[Items listed in a dataset]

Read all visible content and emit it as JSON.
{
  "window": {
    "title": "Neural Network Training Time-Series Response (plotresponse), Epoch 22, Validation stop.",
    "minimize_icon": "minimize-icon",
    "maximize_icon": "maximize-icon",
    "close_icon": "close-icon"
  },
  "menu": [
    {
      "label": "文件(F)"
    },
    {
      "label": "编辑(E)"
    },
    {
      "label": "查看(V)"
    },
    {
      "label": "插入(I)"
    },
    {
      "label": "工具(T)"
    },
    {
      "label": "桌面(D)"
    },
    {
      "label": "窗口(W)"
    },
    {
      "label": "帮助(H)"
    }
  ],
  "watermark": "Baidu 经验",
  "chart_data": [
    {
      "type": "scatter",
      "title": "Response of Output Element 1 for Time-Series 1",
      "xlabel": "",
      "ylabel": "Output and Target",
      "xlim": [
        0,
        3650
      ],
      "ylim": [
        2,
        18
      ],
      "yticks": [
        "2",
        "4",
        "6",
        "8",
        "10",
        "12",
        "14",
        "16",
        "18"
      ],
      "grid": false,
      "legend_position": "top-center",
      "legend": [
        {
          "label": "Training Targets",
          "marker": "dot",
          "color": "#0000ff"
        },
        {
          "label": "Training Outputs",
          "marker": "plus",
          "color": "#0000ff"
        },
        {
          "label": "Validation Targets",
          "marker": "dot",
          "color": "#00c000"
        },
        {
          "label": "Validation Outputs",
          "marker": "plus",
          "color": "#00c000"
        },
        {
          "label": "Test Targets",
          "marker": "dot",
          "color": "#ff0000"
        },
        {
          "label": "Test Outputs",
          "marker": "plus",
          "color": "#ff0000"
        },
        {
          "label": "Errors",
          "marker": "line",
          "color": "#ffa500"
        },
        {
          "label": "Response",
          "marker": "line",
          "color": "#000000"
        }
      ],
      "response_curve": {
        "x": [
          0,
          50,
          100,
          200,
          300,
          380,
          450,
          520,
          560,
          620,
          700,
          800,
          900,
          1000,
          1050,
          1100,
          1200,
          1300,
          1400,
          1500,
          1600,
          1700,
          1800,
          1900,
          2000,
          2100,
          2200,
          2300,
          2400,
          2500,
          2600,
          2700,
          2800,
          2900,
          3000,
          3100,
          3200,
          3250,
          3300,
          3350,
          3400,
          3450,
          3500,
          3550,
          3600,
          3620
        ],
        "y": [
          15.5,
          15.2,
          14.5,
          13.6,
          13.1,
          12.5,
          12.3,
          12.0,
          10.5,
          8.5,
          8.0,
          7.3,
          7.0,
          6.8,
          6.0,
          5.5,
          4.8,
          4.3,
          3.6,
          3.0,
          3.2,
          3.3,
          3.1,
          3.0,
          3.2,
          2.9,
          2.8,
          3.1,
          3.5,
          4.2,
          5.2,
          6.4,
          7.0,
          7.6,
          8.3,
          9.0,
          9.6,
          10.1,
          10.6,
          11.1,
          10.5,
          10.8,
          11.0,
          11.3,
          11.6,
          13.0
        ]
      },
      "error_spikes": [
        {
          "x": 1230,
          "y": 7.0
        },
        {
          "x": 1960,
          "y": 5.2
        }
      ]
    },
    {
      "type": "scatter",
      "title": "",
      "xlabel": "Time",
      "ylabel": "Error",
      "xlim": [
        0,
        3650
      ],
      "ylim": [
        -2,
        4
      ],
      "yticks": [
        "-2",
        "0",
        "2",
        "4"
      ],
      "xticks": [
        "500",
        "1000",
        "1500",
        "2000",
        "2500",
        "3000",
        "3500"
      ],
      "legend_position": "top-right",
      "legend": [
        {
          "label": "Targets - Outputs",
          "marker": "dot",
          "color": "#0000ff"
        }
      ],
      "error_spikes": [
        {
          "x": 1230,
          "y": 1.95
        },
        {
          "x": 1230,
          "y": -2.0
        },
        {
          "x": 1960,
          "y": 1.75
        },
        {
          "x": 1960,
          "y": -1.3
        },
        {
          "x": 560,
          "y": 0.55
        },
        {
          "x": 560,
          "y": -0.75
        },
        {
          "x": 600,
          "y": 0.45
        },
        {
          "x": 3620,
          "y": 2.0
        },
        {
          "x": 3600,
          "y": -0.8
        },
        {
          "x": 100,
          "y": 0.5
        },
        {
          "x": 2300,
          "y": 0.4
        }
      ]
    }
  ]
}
--
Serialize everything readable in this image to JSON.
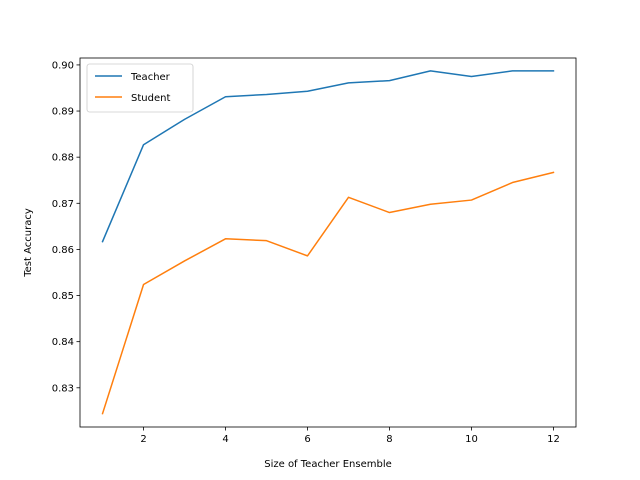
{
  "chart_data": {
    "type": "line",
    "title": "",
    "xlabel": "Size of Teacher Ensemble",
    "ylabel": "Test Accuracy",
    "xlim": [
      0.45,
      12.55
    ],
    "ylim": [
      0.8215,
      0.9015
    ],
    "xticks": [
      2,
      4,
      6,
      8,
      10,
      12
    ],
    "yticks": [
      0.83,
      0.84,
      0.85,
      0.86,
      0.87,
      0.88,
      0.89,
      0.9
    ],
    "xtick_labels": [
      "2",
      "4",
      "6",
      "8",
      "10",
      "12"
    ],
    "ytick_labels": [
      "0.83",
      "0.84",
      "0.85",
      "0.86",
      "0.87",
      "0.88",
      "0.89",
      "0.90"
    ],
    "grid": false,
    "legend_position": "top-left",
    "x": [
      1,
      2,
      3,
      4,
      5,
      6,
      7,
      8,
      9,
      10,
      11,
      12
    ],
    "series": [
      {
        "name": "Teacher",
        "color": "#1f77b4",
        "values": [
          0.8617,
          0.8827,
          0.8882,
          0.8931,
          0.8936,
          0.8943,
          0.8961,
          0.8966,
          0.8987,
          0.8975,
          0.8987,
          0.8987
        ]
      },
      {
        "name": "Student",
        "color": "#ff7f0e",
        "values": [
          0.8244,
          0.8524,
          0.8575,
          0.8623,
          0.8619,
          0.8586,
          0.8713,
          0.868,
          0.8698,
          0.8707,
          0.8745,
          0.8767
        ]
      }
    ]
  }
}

### Exercise task
For each line of the listing that holds the word "xlabel", show that line.

### Output of the exercise
      "xlabel": "",
      "xlabel": "Time",
    "xlabel": "Size of Teacher Ensemble",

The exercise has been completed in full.